What you need to do:
From the entries that follow, gather each line holding the word "click".

Dataset rows:
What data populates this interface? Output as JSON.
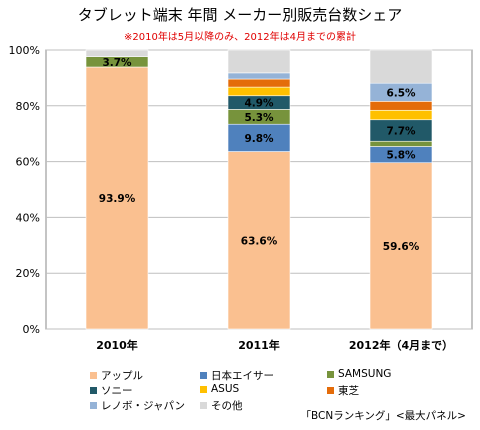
{
  "title": "タブレット端末 年間 メーカー別販売台数シェア",
  "subtitle": "※2010年は5月以降のみ、2012年は4月までの累計",
  "source": "「BCNランキング」<最大パネル>",
  "chart_data": {
    "type": "bar",
    "stacked": true,
    "categories": [
      "2010年",
      "2011年",
      "2012年（4月まで）"
    ],
    "ylim": [
      0,
      100
    ],
    "yticks": [
      "0%",
      "20%",
      "40%",
      "60%",
      "80%",
      "100%"
    ],
    "grid": true,
    "legend_position": "bottom",
    "series": [
      {
        "name": "アップル",
        "color": "#fac090",
        "values": [
          93.9,
          63.6,
          59.6
        ],
        "labels": [
          "93.9%",
          "63.6%",
          "59.6%"
        ]
      },
      {
        "name": "日本エイサー",
        "color": "#4f81bd",
        "values": [
          0,
          9.8,
          5.8
        ],
        "labels": [
          "",
          "9.8%",
          "5.8%"
        ]
      },
      {
        "name": "SAMSUNG",
        "color": "#77933c",
        "values": [
          3.7,
          5.3,
          1.9
        ],
        "labels": [
          "3.7%",
          "5.3%",
          ""
        ]
      },
      {
        "name": "ソニー",
        "color": "#215968",
        "values": [
          0,
          4.9,
          7.7
        ],
        "labels": [
          "",
          "4.9%",
          "7.7%"
        ]
      },
      {
        "name": "ASUS",
        "color": "#ffc000",
        "values": [
          0,
          3.1,
          3.4
        ],
        "labels": [
          "",
          "",
          ""
        ]
      },
      {
        "name": "東芝",
        "color": "#e46c0a",
        "values": [
          0,
          2.9,
          3.2
        ],
        "labels": [
          "",
          "",
          ""
        ]
      },
      {
        "name": "レノボ・ジャパン",
        "color": "#95b3d7",
        "values": [
          0,
          2.2,
          6.5
        ],
        "labels": [
          "",
          "",
          "6.5%"
        ]
      },
      {
        "name": "その他",
        "color": "#d9d9d9",
        "values": [
          2.4,
          8.2,
          11.9
        ],
        "labels": [
          "",
          "",
          ""
        ]
      }
    ]
  }
}
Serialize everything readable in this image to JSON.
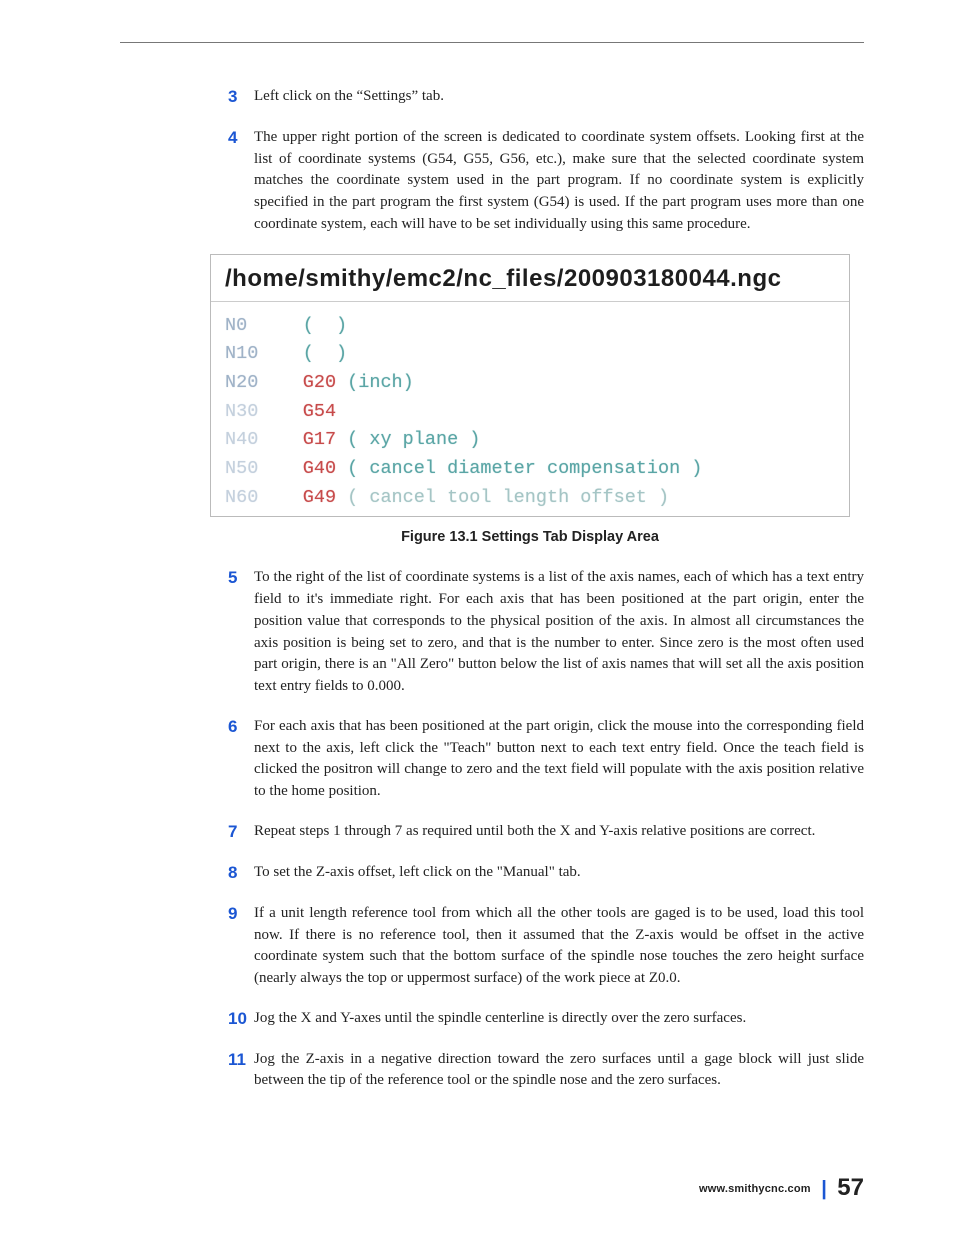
{
  "steps_top": [
    {
      "num": "3",
      "text": "Left click on the “Settings” tab."
    },
    {
      "num": "4",
      "text": "The upper right portion of the screen is dedicated to coordinate system offsets. Looking first at the list of coordinate systems (G54, G55, G56, etc.), make sure that the selected coordinate system matches the coordinate system used in the part program. If no coordinate system is explicitly specified in the part program the first system (G54) is used. If the part program uses more than one coordinate system, each will have to be set individually using this same procedure."
    }
  ],
  "figure": {
    "path_title": "/home/smithy/emc2/nc_files/200903180044.ngc",
    "caption": "Figure 13.1 Settings Tab Display Area",
    "code": [
      {
        "n": "N0",
        "n_class": "nline",
        "g": "",
        "c": "(  )",
        "c_class": "comment"
      },
      {
        "n": "N10",
        "n_class": "nline",
        "g": "",
        "c": "(  )",
        "c_class": "comment"
      },
      {
        "n": "N20",
        "n_class": "nline",
        "g": "G20",
        "c": " (inch)",
        "c_class": "comment"
      },
      {
        "n": "N30",
        "n_class": "nline-fade",
        "g": "G54",
        "c": "",
        "c_class": "comment"
      },
      {
        "n": "N40",
        "n_class": "nline-fade",
        "g": "G17",
        "c": " ( xy plane )",
        "c_class": "comment"
      },
      {
        "n": "N50",
        "n_class": "nline-fade",
        "g": "G40",
        "c": " ( cancel diameter compensation )",
        "c_class": "comment"
      },
      {
        "n": "N60",
        "n_class": "nline-fade",
        "g": "G49",
        "c": " ( cancel tool length offset )",
        "c_class": "comment-fade"
      }
    ]
  },
  "steps_bottom": [
    {
      "num": "5",
      "text": "To the right of the list of coordinate systems is a list of the axis names, each of which has a text entry field to it's immediate right. For each axis that has been positioned at the part origin, enter the position value that corresponds to the physical position of the axis. In almost all circumstances the axis position is being set to zero, and that is the number to enter. Since zero is the most often used part origin, there is an \"All Zero\" button below the list of axis names that will set all the axis position text entry fields to 0.000."
    },
    {
      "num": "6",
      "text": "For each axis that has been positioned at the part origin, click the mouse into the corresponding field next to the axis, left click the \"Teach\" button next to each text entry field.  Once the teach field is clicked the positron will change to zero and the text field will populate with the axis position relative to the home position."
    },
    {
      "num": "7",
      "text": "Repeat steps 1 through 7 as required until both the X and Y-axis relative positions are correct."
    },
    {
      "num": "8",
      "text": "To set the Z-axis offset, left click on the \"Manual\" tab."
    },
    {
      "num": "9",
      "text": "If a unit length reference tool from which all the other tools are gaged is to be used, load this tool now. If there is no reference tool, then it assumed that the Z-axis would be offset in the active coordinate system such that the bottom surface of the spindle nose touches the zero height surface (nearly always the top or uppermost surface) of the work piece at Z0.0."
    },
    {
      "num": "10",
      "text": "Jog the X and Y-axes until the spindle centerline is directly over the zero surfaces."
    },
    {
      "num": "11",
      "text": "Jog the Z-axis in a negative direction toward the zero surfaces until a gage block will just slide between the tip of the reference tool or the spindle nose and the zero surfaces."
    }
  ],
  "footer": {
    "url": "www.smithycnc.com",
    "separator": "|",
    "page": "57"
  },
  "colors": {
    "step_number": "#1b56d3",
    "gcode": "#c74a4a",
    "comment": "#5aa5a5",
    "nline": "#9fb2c7",
    "body_text": "#222222"
  }
}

Completed exercise:
      "text": "Left click on the “Settings” tab."
      "text": "For each axis that has been positioned at the part origin, click the mouse into the corresponding field next to the axis, left click the \"Teach\" button next to each text entry field.  Once the teach field is clicked the positron will change to zero and the text field will populate with the axis position relative to the home position."
      "text": "To set the Z-axis offset, left click on the \"Manual\" tab."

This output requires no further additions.